● AVAILABLE RECORDS
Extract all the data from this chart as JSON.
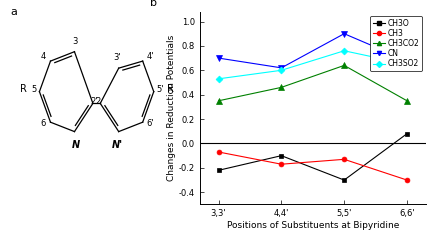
{
  "x_labels": [
    "3,3'",
    "4,4'",
    "5,5'",
    "6,6'"
  ],
  "x_positions": [
    0,
    1,
    2,
    3
  ],
  "series": {
    "CH3O": {
      "values": [
        -0.22,
        -0.1,
        -0.3,
        0.08
      ],
      "color": "black",
      "marker": "s",
      "linestyle": "-",
      "markersize": 3.5
    },
    "CH3": {
      "values": [
        -0.07,
        -0.17,
        -0.13,
        -0.3
      ],
      "color": "red",
      "marker": "o",
      "linestyle": "-",
      "markersize": 3.5
    },
    "CH3CO2": {
      "values": [
        0.35,
        0.46,
        0.64,
        0.35
      ],
      "color": "green",
      "marker": "^",
      "linestyle": "-",
      "markersize": 4
    },
    "CN": {
      "values": [
        0.7,
        0.62,
        0.9,
        0.68
      ],
      "color": "blue",
      "marker": "v",
      "linestyle": "-",
      "markersize": 4
    },
    "CH3SO2": {
      "values": [
        0.53,
        0.6,
        0.76,
        0.65
      ],
      "color": "cyan",
      "marker": "D",
      "linestyle": "-",
      "markersize": 3.5
    }
  },
  "legend_labels": [
    "CH3O",
    "CH3",
    "CH3CO2",
    "CN",
    "CH3SO2"
  ],
  "ylim": [
    -0.5,
    1.08
  ],
  "yticks": [
    -0.4,
    -0.2,
    0.0,
    0.2,
    0.4,
    0.6,
    0.8,
    1.0
  ],
  "ylabel": "Changes in Reduction Potentials",
  "xlabel": "Positions of Substituents at Bipyridine",
  "hline_y": 0.0,
  "title_b": "b",
  "title_a": "a",
  "ylabel_fontsize": 6.5,
  "xlabel_fontsize": 6.5,
  "tick_fontsize": 6,
  "legend_fontsize": 5.5
}
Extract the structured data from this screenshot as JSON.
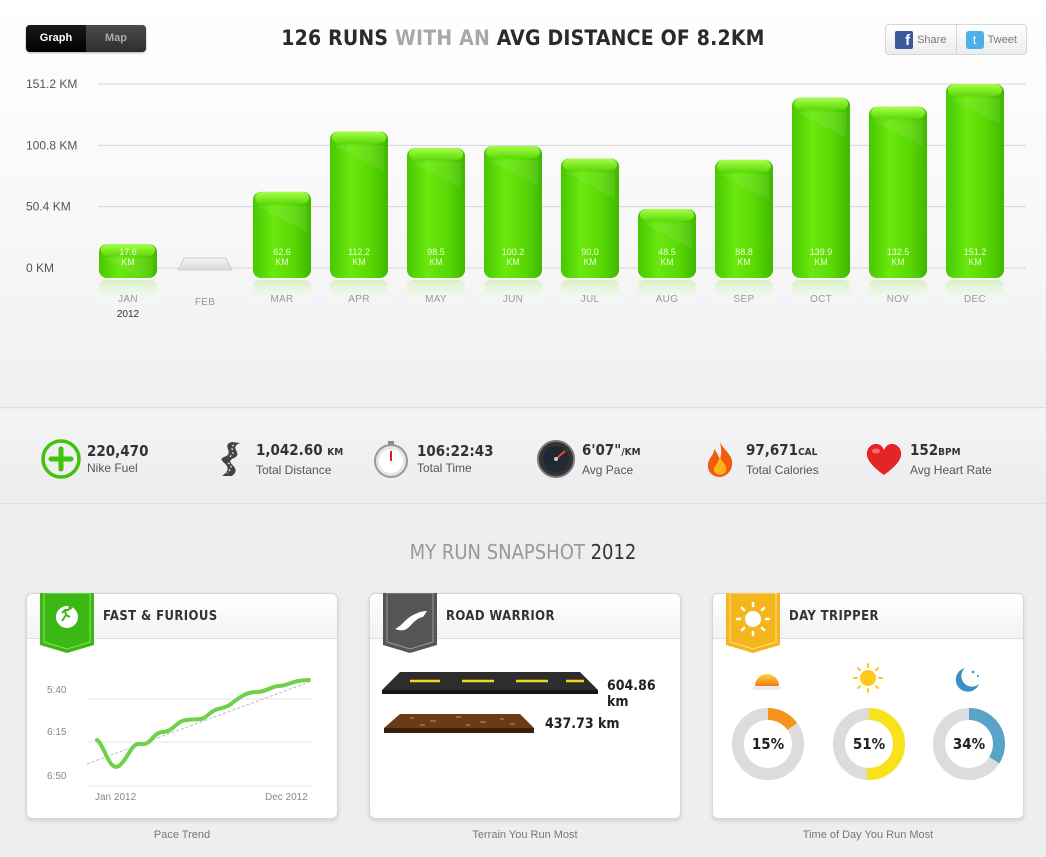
{
  "toggle": {
    "graph": "Graph",
    "map": "Map"
  },
  "headline": {
    "part1": "126 RUNS",
    "part2": "WITH AN",
    "part3": "AVG DISTANCE OF 8.2KM"
  },
  "share": {
    "facebook": "Share",
    "twitter": "Tweet"
  },
  "colors": {
    "bar": "#4fd600",
    "bar_light": "#8ef21a",
    "empty_bar": "#e6e6e6",
    "accent_green": "#3fc40b"
  },
  "chart_data": {
    "type": "bar",
    "title": "",
    "xlabel": "",
    "ylabel": "",
    "ylim": [
      0,
      151.2
    ],
    "yticks": [
      "0 KM",
      "50.4 KM",
      "100.8 KM",
      "151.2 KM"
    ],
    "ytick_values": [
      0,
      50.4,
      100.8,
      151.2
    ],
    "categories": [
      "JAN",
      "FEB",
      "MAR",
      "APR",
      "MAY",
      "JUN",
      "JUL",
      "AUG",
      "SEP",
      "OCT",
      "NOV",
      "DEC"
    ],
    "values": [
      17.6,
      0,
      62.6,
      112.2,
      98.5,
      100.2,
      90.0,
      48.5,
      88.8,
      139.9,
      132.5,
      151.2
    ],
    "value_labels": [
      "17.6",
      "",
      "62.6",
      "112.2",
      "98.5",
      "100.2",
      "90.0",
      "48.5",
      "88.8",
      "139.9",
      "132.5",
      "151.2"
    ],
    "value_unit": "KM",
    "year_label": "2012",
    "grid": true
  },
  "stats": [
    {
      "value": "220,470",
      "unit": "",
      "label": "Nike Fuel",
      "icon": "nike-fuel-icon"
    },
    {
      "value": "1,042.60",
      "unit": "KM",
      "label": "Total Distance",
      "icon": "road-icon"
    },
    {
      "value": "106:22:43",
      "unit": "",
      "label": "Total Time",
      "icon": "stopwatch-icon"
    },
    {
      "value": "6'07\"",
      "unit": "/KM",
      "label": "Avg Pace",
      "icon": "speedometer-icon"
    },
    {
      "value": "97,671",
      "unit": "CAL",
      "label": "Total Calories",
      "icon": "flame-icon"
    },
    {
      "value": "152",
      "unit": "BPM",
      "label": "Avg Heart Rate",
      "icon": "heart-icon"
    }
  ],
  "snapshot": {
    "light": "MY RUN SNAPSHOT",
    "dark": "2012"
  },
  "cards": {
    "pace": {
      "title": "FAST & FURIOUS",
      "caption": "Pace Trend",
      "yticks": [
        "5:40",
        "6:15",
        "6:50"
      ],
      "x_start": "Jan 2012",
      "x_end": "Dec 2012"
    },
    "terrain": {
      "title": "ROAD WARRIOR",
      "caption": "Terrain You Run Most",
      "road": "604.86 km",
      "trail": "437.73 km"
    },
    "time": {
      "title": "DAY TRIPPER",
      "caption": "Time of Day You Run Most",
      "items": [
        {
          "pct": "15%",
          "value": 15,
          "color": "#f7941d",
          "icon": "sunrise-icon"
        },
        {
          "pct": "51%",
          "value": 51,
          "color": "#f9e21b",
          "icon": "sun-icon"
        },
        {
          "pct": "34%",
          "value": 34,
          "color": "#5aa3c8",
          "icon": "moon-icon"
        }
      ]
    }
  }
}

● PROBLEM TO WORK ON
Using the data above, print every line exactly, omitting pictures.

● SOLVED EXERCISE
Extract all the data from this chart as JSON.
{
  "x_labels": [
    "3,3'",
    "4,4'",
    "5,5'",
    "6,6'"
  ],
  "x_positions": [
    0,
    1,
    2,
    3
  ],
  "series": {
    "CH3O": {
      "values": [
        -0.22,
        -0.1,
        -0.3,
        0.08
      ],
      "color": "black",
      "marker": "s",
      "linestyle": "-",
      "markersize": 3.5
    },
    "CH3": {
      "values": [
        -0.07,
        -0.17,
        -0.13,
        -0.3
      ],
      "color": "red",
      "marker": "o",
      "linestyle": "-",
      "markersize": 3.5
    },
    "CH3CO2": {
      "values": [
        0.35,
        0.46,
        0.64,
        0.35
      ],
      "color": "green",
      "marker": "^",
      "linestyle": "-",
      "markersize": 4
    },
    "CN": {
      "values": [
        0.7,
        0.62,
        0.9,
        0.68
      ],
      "color": "blue",
      "marker": "v",
      "linestyle": "-",
      "markersize": 4
    },
    "CH3SO2": {
      "values": [
        0.53,
        0.6,
        0.76,
        0.65
      ],
      "color": "cyan",
      "marker": "D",
      "linestyle": "-",
      "markersize": 3.5
    }
  },
  "legend_labels": [
    "CH3O",
    "CH3",
    "CH3CO2",
    "CN",
    "CH3SO2"
  ],
  "ylim": [
    -0.5,
    1.08
  ],
  "yticks": [
    -0.4,
    -0.2,
    0.0,
    0.2,
    0.4,
    0.6,
    0.8,
    1.0
  ],
  "ylabel": "Changes in Reduction Potentials",
  "xlabel": "Positions of Substituents at Bipyridine",
  "hline_y": 0.0,
  "title_b": "b",
  "title_a": "a",
  "ylabel_fontsize": 6.5,
  "xlabel_fontsize": 6.5,
  "tick_fontsize": 6,
  "legend_fontsize": 5.5
}
Extract the structured data from this screenshot as JSON.
{
  "toggle": {
    "graph": "Graph",
    "map": "Map"
  },
  "headline": {
    "part1": "126 RUNS",
    "part2": "WITH AN",
    "part3": "AVG DISTANCE OF 8.2KM"
  },
  "share": {
    "facebook": "Share",
    "twitter": "Tweet"
  },
  "colors": {
    "bar": "#4fd600",
    "bar_light": "#8ef21a",
    "empty_bar": "#e6e6e6",
    "accent_green": "#3fc40b"
  },
  "chart_data": {
    "type": "bar",
    "title": "",
    "xlabel": "",
    "ylabel": "",
    "ylim": [
      0,
      151.2
    ],
    "yticks": [
      "0 KM",
      "50.4 KM",
      "100.8 KM",
      "151.2 KM"
    ],
    "ytick_values": [
      0,
      50.4,
      100.8,
      151.2
    ],
    "categories": [
      "JAN",
      "FEB",
      "MAR",
      "APR",
      "MAY",
      "JUN",
      "JUL",
      "AUG",
      "SEP",
      "OCT",
      "NOV",
      "DEC"
    ],
    "values": [
      17.6,
      0,
      62.6,
      112.2,
      98.5,
      100.2,
      90.0,
      48.5,
      88.8,
      139.9,
      132.5,
      151.2
    ],
    "value_labels": [
      "17.6",
      "",
      "62.6",
      "112.2",
      "98.5",
      "100.2",
      "90.0",
      "48.5",
      "88.8",
      "139.9",
      "132.5",
      "151.2"
    ],
    "value_unit": "KM",
    "year_label": "2012",
    "grid": true
  },
  "stats": [
    {
      "value": "220,470",
      "unit": "",
      "label": "Nike Fuel",
      "icon": "nike-fuel-icon"
    },
    {
      "value": "1,042.60",
      "unit": "KM",
      "label": "Total Distance",
      "icon": "road-icon"
    },
    {
      "value": "106:22:43",
      "unit": "",
      "label": "Total Time",
      "icon": "stopwatch-icon"
    },
    {
      "value": "6'07\"",
      "unit": "/KM",
      "label": "Avg Pace",
      "icon": "speedometer-icon"
    },
    {
      "value": "97,671",
      "unit": "CAL",
      "label": "Total Calories",
      "icon": "flame-icon"
    },
    {
      "value": "152",
      "unit": "BPM",
      "label": "Avg Heart Rate",
      "icon": "heart-icon"
    }
  ],
  "snapshot": {
    "light": "MY RUN SNAPSHOT",
    "dark": "2012"
  },
  "cards": {
    "pace": {
      "title": "FAST & FURIOUS",
      "caption": "Pace Trend",
      "yticks": [
        "5:40",
        "6:15",
        "6:50"
      ],
      "x_start": "Jan 2012",
      "x_end": "Dec 2012"
    },
    "terrain": {
      "title": "ROAD WARRIOR",
      "caption": "Terrain You Run Most",
      "road": "604.86 km",
      "trail": "437.73 km"
    },
    "time": {
      "title": "DAY TRIPPER",
      "caption": "Time of Day You Run Most",
      "items": [
        {
          "pct": "15%",
          "value": 15,
          "color": "#f7941d",
          "icon": "sunrise-icon"
        },
        {
          "pct": "51%",
          "value": 51,
          "color": "#f9e21b",
          "icon": "sun-icon"
        },
        {
          "pct": "34%",
          "value": 34,
          "color": "#5aa3c8",
          "icon": "moon-icon"
        }
      ]
    }
  }
}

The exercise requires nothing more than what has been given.